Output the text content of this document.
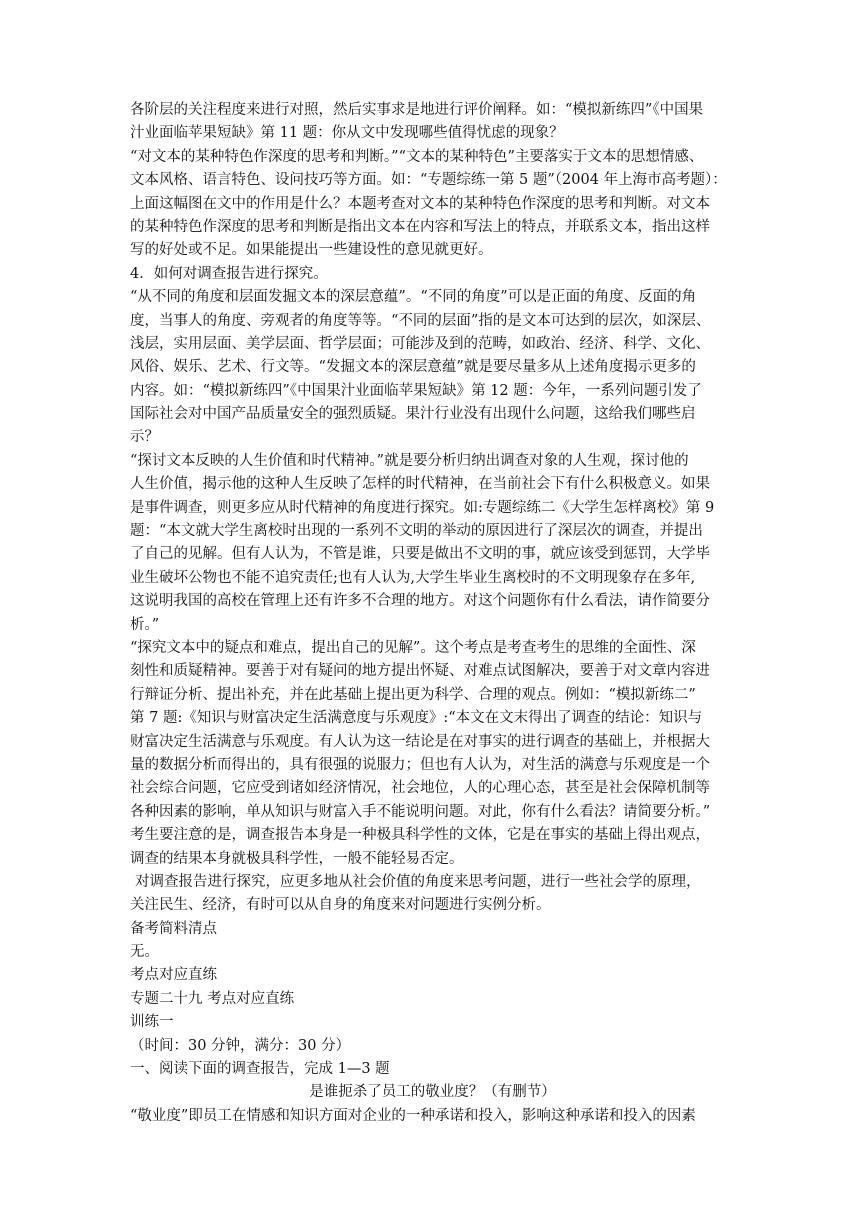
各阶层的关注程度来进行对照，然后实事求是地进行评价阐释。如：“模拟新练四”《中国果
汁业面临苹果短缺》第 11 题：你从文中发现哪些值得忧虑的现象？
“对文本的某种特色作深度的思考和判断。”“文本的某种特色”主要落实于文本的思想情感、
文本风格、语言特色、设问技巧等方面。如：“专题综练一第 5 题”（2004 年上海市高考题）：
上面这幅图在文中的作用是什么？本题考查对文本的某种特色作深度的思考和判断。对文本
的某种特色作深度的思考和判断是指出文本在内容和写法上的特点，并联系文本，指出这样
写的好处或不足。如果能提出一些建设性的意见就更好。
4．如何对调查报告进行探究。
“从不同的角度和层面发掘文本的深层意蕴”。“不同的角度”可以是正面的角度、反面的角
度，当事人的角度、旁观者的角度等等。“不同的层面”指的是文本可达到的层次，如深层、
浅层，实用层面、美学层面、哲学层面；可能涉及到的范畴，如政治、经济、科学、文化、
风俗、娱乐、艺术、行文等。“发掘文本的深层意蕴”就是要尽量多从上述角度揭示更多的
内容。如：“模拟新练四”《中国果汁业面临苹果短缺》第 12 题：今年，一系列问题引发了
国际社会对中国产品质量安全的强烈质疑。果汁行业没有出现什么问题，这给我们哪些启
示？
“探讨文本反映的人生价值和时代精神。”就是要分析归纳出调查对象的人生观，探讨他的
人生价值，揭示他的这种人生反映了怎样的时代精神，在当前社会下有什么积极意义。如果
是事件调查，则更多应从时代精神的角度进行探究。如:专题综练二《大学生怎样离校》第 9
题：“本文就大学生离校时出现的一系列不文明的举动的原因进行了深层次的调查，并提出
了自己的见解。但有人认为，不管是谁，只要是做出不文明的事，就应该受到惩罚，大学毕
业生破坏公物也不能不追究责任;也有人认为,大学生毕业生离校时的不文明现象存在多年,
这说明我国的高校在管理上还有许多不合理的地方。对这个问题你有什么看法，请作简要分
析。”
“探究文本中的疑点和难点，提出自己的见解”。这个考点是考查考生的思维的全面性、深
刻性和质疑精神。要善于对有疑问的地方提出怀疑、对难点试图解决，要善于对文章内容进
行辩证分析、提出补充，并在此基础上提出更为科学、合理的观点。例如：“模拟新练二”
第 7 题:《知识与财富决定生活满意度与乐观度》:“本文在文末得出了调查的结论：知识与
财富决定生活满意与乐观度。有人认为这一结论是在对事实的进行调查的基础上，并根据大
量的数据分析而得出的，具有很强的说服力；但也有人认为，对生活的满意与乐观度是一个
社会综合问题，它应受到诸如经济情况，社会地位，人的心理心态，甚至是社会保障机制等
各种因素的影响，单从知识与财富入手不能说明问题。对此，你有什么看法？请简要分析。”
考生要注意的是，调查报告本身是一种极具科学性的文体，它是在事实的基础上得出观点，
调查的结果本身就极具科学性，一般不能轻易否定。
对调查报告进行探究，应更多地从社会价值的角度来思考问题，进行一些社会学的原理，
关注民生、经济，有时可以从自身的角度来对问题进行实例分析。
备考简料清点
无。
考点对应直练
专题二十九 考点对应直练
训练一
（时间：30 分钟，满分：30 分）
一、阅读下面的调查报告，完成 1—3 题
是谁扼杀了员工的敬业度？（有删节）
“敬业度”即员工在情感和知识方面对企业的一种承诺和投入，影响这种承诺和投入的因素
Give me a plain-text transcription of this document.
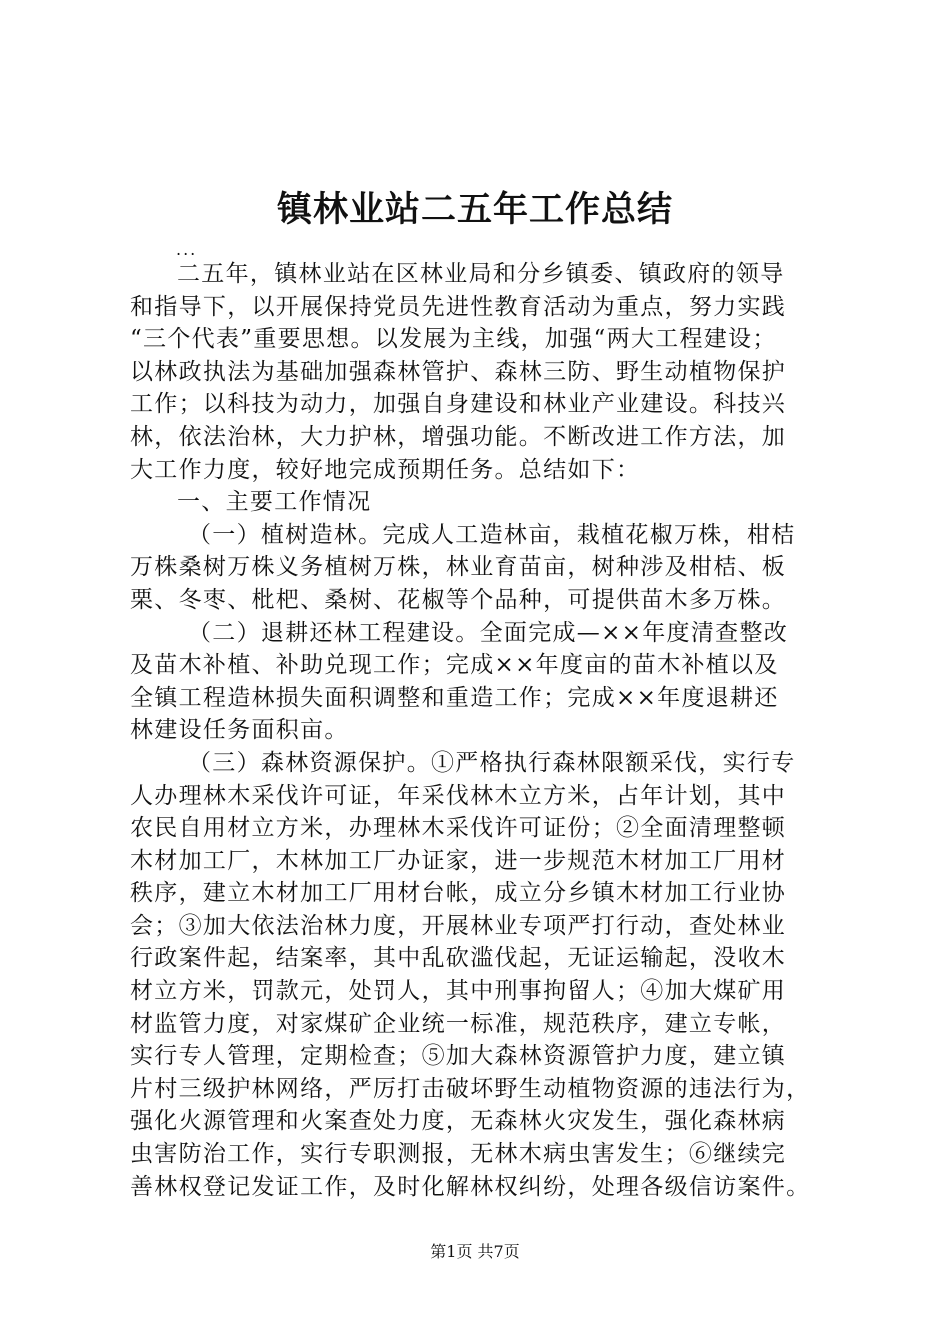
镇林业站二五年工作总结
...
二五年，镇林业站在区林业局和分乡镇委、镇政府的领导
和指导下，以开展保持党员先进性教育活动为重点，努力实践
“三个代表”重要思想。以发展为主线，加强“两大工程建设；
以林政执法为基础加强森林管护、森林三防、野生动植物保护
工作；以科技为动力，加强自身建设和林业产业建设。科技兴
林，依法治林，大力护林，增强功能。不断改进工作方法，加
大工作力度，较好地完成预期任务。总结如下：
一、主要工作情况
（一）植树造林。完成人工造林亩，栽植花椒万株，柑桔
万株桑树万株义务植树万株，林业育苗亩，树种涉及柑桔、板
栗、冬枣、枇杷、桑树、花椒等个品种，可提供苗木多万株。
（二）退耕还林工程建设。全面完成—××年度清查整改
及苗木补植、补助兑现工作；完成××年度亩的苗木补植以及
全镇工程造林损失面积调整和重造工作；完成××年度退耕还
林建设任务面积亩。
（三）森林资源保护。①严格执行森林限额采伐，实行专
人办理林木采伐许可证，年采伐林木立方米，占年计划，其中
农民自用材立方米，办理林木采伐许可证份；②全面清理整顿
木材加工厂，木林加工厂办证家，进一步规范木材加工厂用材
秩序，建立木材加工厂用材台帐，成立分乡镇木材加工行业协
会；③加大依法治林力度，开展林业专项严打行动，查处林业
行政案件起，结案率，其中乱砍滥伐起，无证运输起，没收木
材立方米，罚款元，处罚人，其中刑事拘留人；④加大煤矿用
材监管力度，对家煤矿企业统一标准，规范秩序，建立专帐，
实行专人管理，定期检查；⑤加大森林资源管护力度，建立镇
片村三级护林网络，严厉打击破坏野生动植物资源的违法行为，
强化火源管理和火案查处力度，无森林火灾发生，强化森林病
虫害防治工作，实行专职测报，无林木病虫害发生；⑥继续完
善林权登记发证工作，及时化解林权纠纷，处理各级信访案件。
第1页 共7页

___

WHAT IS EXPECTED: Transcribe each entry precisely as given, leaving the pictures out.

SOLUTION BELOW:
Output the text content of this document.
各阶层的关注程度来进行对照，然后实事求是地进行评价阐释。如：“模拟新练四”《中国果
汁业面临苹果短缺》第 11 题：你从文中发现哪些值得忧虑的现象？
“对文本的某种特色作深度的思考和判断。”“文本的某种特色”主要落实于文本的思想情感、
文本风格、语言特色、设问技巧等方面。如：“专题综练一第 5 题”（2004 年上海市高考题）：
上面这幅图在文中的作用是什么？本题考查对文本的某种特色作深度的思考和判断。对文本
的某种特色作深度的思考和判断是指出文本在内容和写法上的特点，并联系文本，指出这样
写的好处或不足。如果能提出一些建设性的意见就更好。
4．如何对调查报告进行探究。
“从不同的角度和层面发掘文本的深层意蕴”。“不同的角度”可以是正面的角度、反面的角
度，当事人的角度、旁观者的角度等等。“不同的层面”指的是文本可达到的层次，如深层、
浅层，实用层面、美学层面、哲学层面；可能涉及到的范畴，如政治、经济、科学、文化、
风俗、娱乐、艺术、行文等。“发掘文本的深层意蕴”就是要尽量多从上述角度揭示更多的
内容。如：“模拟新练四”《中国果汁业面临苹果短缺》第 12 题：今年，一系列问题引发了
国际社会对中国产品质量安全的强烈质疑。果汁行业没有出现什么问题，这给我们哪些启
示？
“探讨文本反映的人生价值和时代精神。”就是要分析归纳出调查对象的人生观，探讨他的
人生价值，揭示他的这种人生反映了怎样的时代精神，在当前社会下有什么积极意义。如果
是事件调查，则更多应从时代精神的角度进行探究。如:专题综练二《大学生怎样离校》第 9
题：“本文就大学生离校时出现的一系列不文明的举动的原因进行了深层次的调查，并提出
了自己的见解。但有人认为，不管是谁，只要是做出不文明的事，就应该受到惩罚，大学毕
业生破坏公物也不能不追究责任;也有人认为,大学生毕业生离校时的不文明现象存在多年,
这说明我国的高校在管理上还有许多不合理的地方。对这个问题你有什么看法，请作简要分
析。”
“探究文本中的疑点和难点，提出自己的见解”。这个考点是考查考生的思维的全面性、深
刻性和质疑精神。要善于对有疑问的地方提出怀疑、对难点试图解决，要善于对文章内容进
行辩证分析、提出补充，并在此基础上提出更为科学、合理的观点。例如：“模拟新练二”
第 7 题:《知识与财富决定生活满意度与乐观度》:“本文在文末得出了调查的结论：知识与
财富决定生活满意与乐观度。有人认为这一结论是在对事实的进行调查的基础上，并根据大
量的数据分析而得出的，具有很强的说服力；但也有人认为，对生活的满意与乐观度是一个
社会综合问题，它应受到诸如经济情况，社会地位，人的心理心态，甚至是社会保障机制等
各种因素的影响，单从知识与财富入手不能说明问题。对此，你有什么看法？请简要分析。”
考生要注意的是，调查报告本身是一种极具科学性的文体，它是在事实的基础上得出观点，
调查的结果本身就极具科学性，一般不能轻易否定。
对调查报告进行探究，应更多地从社会价值的角度来思考问题，进行一些社会学的原理，
关注民生、经济，有时可以从自身的角度来对问题进行实例分析。
备考简料清点
无。
考点对应直练
专题二十九 考点对应直练
训练一
（时间：30 分钟，满分：30 分）
一、阅读下面的调查报告，完成 1—3 题
是谁扼杀了员工的敬业度？（有删节）
“敬业度”即员工在情感和知识方面对企业的一种承诺和投入，影响这种承诺和投入的因素
Give me a plain-text transcription of this document.
镇林业站二五年工作总结
...
二五年，镇林业站在区林业局和分乡镇委、镇政府的领导
和指导下，以开展保持党员先进性教育活动为重点，努力实践
“三个代表”重要思想。以发展为主线，加强“两大工程建设；
以林政执法为基础加强森林管护、森林三防、野生动植物保护
工作；以科技为动力，加强自身建设和林业产业建设。科技兴
林，依法治林，大力护林，增强功能。不断改进工作方法，加
大工作力度，较好地完成预期任务。总结如下：
一、主要工作情况
（一）植树造林。完成人工造林亩，栽植花椒万株，柑桔
万株桑树万株义务植树万株，林业育苗亩，树种涉及柑桔、板
栗、冬枣、枇杷、桑树、花椒等个品种，可提供苗木多万株。
（二）退耕还林工程建设。全面完成—××年度清查整改
及苗木补植、补助兑现工作；完成××年度亩的苗木补植以及
全镇工程造林损失面积调整和重造工作；完成××年度退耕还
林建设任务面积亩。
（三）森林资源保护。①严格执行森林限额采伐，实行专
人办理林木采伐许可证，年采伐林木立方米，占年计划，其中
农民自用材立方米，办理林木采伐许可证份；②全面清理整顿
木材加工厂，木林加工厂办证家，进一步规范木材加工厂用材
秩序，建立木材加工厂用材台帐，成立分乡镇木材加工行业协
会；③加大依法治林力度，开展林业专项严打行动，查处林业
行政案件起，结案率，其中乱砍滥伐起，无证运输起，没收木
材立方米，罚款元，处罚人，其中刑事拘留人；④加大煤矿用
材监管力度，对家煤矿企业统一标准，规范秩序，建立专帐，
实行专人管理，定期检查；⑤加大森林资源管护力度，建立镇
片村三级护林网络，严厉打击破坏野生动植物资源的违法行为，
强化火源管理和火案查处力度，无森林火灾发生，强化森林病
虫害防治工作，实行专职测报，无林木病虫害发生；⑥继续完
善林权登记发证工作，及时化解林权纠纷，处理各级信访案件。
第1页 共7页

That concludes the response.